==== Data provided ====
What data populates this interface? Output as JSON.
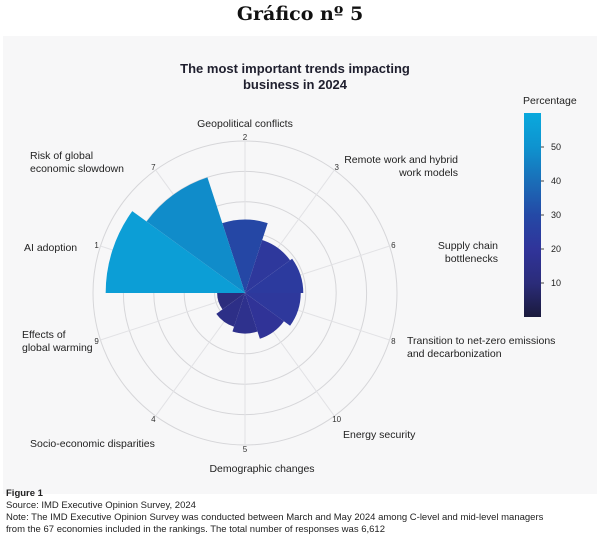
{
  "heading": "Gráfico nº 5",
  "chart_data": {
    "type": "polar-bar",
    "title_line1": "The most important trends impacting",
    "title_line2": "business in 2024",
    "colorbar": {
      "title": "Percentage",
      "ticks": [
        10,
        20,
        30,
        40,
        50
      ],
      "range": [
        0,
        60
      ],
      "colors": [
        "#1a1a3c",
        "#2b2c7a",
        "#30349a",
        "#2449a6",
        "#1a6eb8",
        "#0e93cf",
        "#0aa9dd"
      ]
    },
    "radial_range": [
      0,
      60
    ],
    "categories": [
      {
        "label_lines": [
          "Geopolitical conflicts"
        ],
        "rank": "2",
        "value": 29
      },
      {
        "label_lines": [
          "Remote work and hybrid",
          "work models"
        ],
        "rank": "3",
        "value": 22
      },
      {
        "label_lines": [
          "Supply chain",
          "bottlenecks"
        ],
        "rank": "6",
        "value": 23
      },
      {
        "label_lines": [
          "Transition to net-zero emissions",
          "and decarbonization"
        ],
        "rank": "8",
        "value": 22
      },
      {
        "label_lines": [
          "Energy security"
        ],
        "rank": "10",
        "value": 19
      },
      {
        "label_lines": [
          "Demographic changes"
        ],
        "rank": "5",
        "value": 16
      },
      {
        "label_lines": [
          "Socio-economic disparities"
        ],
        "rank": "4",
        "value": 14
      },
      {
        "label_lines": [
          "Effects of",
          "global warming"
        ],
        "rank": "9",
        "value": 11
      },
      {
        "label_lines": [
          "AI adoption"
        ],
        "rank": "1",
        "value": 55
      },
      {
        "label_lines": [
          "Risk of global",
          "economic slowdown"
        ],
        "rank": "7",
        "value": 48
      }
    ]
  },
  "footer": {
    "figure": "Figure 1",
    "source": "Source: IMD Executive Opinion Survey, 2024",
    "note_line1": "Note: The IMD Executive Opinion Survey was conducted between March and May 2024 among C-level and mid-level managers",
    "note_line2": "from the 67 economies included in the rankings. The total number of responses was 6,612"
  }
}
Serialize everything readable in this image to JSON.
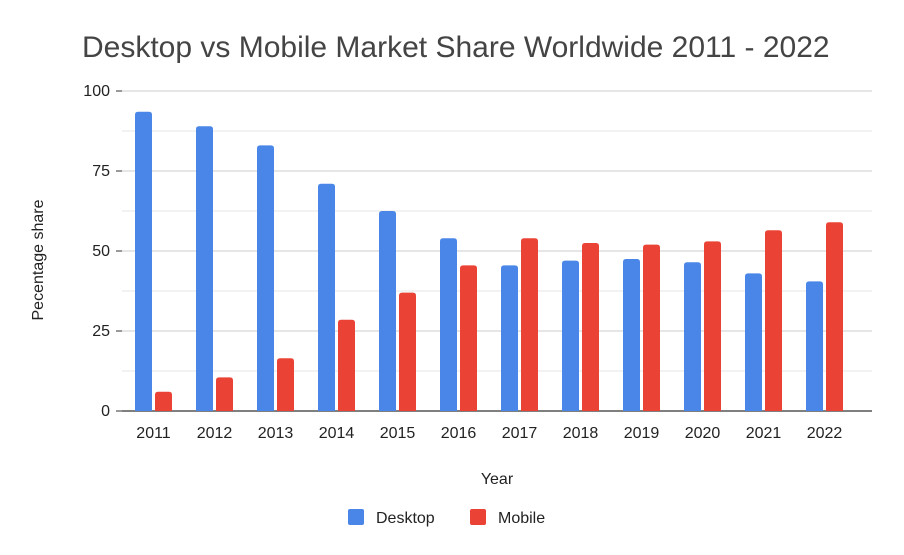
{
  "chart_data": {
    "type": "bar",
    "title": "Desktop vs Mobile Market Share Worldwide 2011 - 2022",
    "xlabel": "Year",
    "ylabel": "Pecentage share",
    "ylim": [
      0,
      100
    ],
    "yticks": [
      "0",
      "25",
      "50",
      "75",
      "100"
    ],
    "grid": true,
    "legend_position": "bottom",
    "categories": [
      "2011",
      "2012",
      "2013",
      "2014",
      "2015",
      "2016",
      "2017",
      "2018",
      "2019",
      "2020",
      "2021",
      "2022"
    ],
    "series": [
      {
        "name": "Desktop",
        "color": "#4a86e8",
        "values": [
          93.5,
          89,
          83,
          71,
          62.5,
          54,
          45.5,
          47,
          47.5,
          46.5,
          43,
          40.5
        ]
      },
      {
        "name": "Mobile",
        "color": "#ea4335",
        "values": [
          6,
          10.5,
          16.5,
          28.5,
          37,
          45.5,
          54,
          52.5,
          52,
          53,
          56.5,
          59
        ]
      }
    ]
  }
}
====
Copy each line of the records precisely and drop any images they hold.

What data populates this interface? Output as JSON.
{
  "heading": "Gráfico nº 5",
  "chart_data": {
    "type": "polar-bar",
    "title_line1": "The most important trends impacting",
    "title_line2": "business in 2024",
    "colorbar": {
      "title": "Percentage",
      "ticks": [
        10,
        20,
        30,
        40,
        50
      ],
      "range": [
        0,
        60
      ],
      "colors": [
        "#1a1a3c",
        "#2b2c7a",
        "#30349a",
        "#2449a6",
        "#1a6eb8",
        "#0e93cf",
        "#0aa9dd"
      ]
    },
    "radial_range": [
      0,
      60
    ],
    "categories": [
      {
        "label_lines": [
          "Geopolitical conflicts"
        ],
        "rank": "2",
        "value": 29
      },
      {
        "label_lines": [
          "Remote work and hybrid",
          "work models"
        ],
        "rank": "3",
        "value": 22
      },
      {
        "label_lines": [
          "Supply chain",
          "bottlenecks"
        ],
        "rank": "6",
        "value": 23
      },
      {
        "label_lines": [
          "Transition to net-zero emissions",
          "and decarbonization"
        ],
        "rank": "8",
        "value": 22
      },
      {
        "label_lines": [
          "Energy security"
        ],
        "rank": "10",
        "value": 19
      },
      {
        "label_lines": [
          "Demographic changes"
        ],
        "rank": "5",
        "value": 16
      },
      {
        "label_lines": [
          "Socio-economic disparities"
        ],
        "rank": "4",
        "value": 14
      },
      {
        "label_lines": [
          "Effects of",
          "global warming"
        ],
        "rank": "9",
        "value": 11
      },
      {
        "label_lines": [
          "AI adoption"
        ],
        "rank": "1",
        "value": 55
      },
      {
        "label_lines": [
          "Risk of global",
          "economic slowdown"
        ],
        "rank": "7",
        "value": 48
      }
    ]
  },
  "footer": {
    "figure": "Figure 1",
    "source": "Source: IMD Executive Opinion Survey, 2024",
    "note_line1": "Note: The IMD Executive Opinion Survey was conducted between March and May 2024 among C-level and mid-level managers",
    "note_line2": "from the 67 economies included in the rankings. The total number of responses was 6,612"
  }
}
Serialize everything readable in this image to JSON.
{
  "chart_data": {
    "type": "bar",
    "title": "Desktop vs Mobile Market Share Worldwide 2011 - 2022",
    "xlabel": "Year",
    "ylabel": "Pecentage share",
    "ylim": [
      0,
      100
    ],
    "yticks": [
      "0",
      "25",
      "50",
      "75",
      "100"
    ],
    "grid": true,
    "legend_position": "bottom",
    "categories": [
      "2011",
      "2012",
      "2013",
      "2014",
      "2015",
      "2016",
      "2017",
      "2018",
      "2019",
      "2020",
      "2021",
      "2022"
    ],
    "series": [
      {
        "name": "Desktop",
        "color": "#4a86e8",
        "values": [
          93.5,
          89,
          83,
          71,
          62.5,
          54,
          45.5,
          47,
          47.5,
          46.5,
          43,
          40.5
        ]
      },
      {
        "name": "Mobile",
        "color": "#ea4335",
        "values": [
          6,
          10.5,
          16.5,
          28.5,
          37,
          45.5,
          54,
          52.5,
          52,
          53,
          56.5,
          59
        ]
      }
    ]
  }
}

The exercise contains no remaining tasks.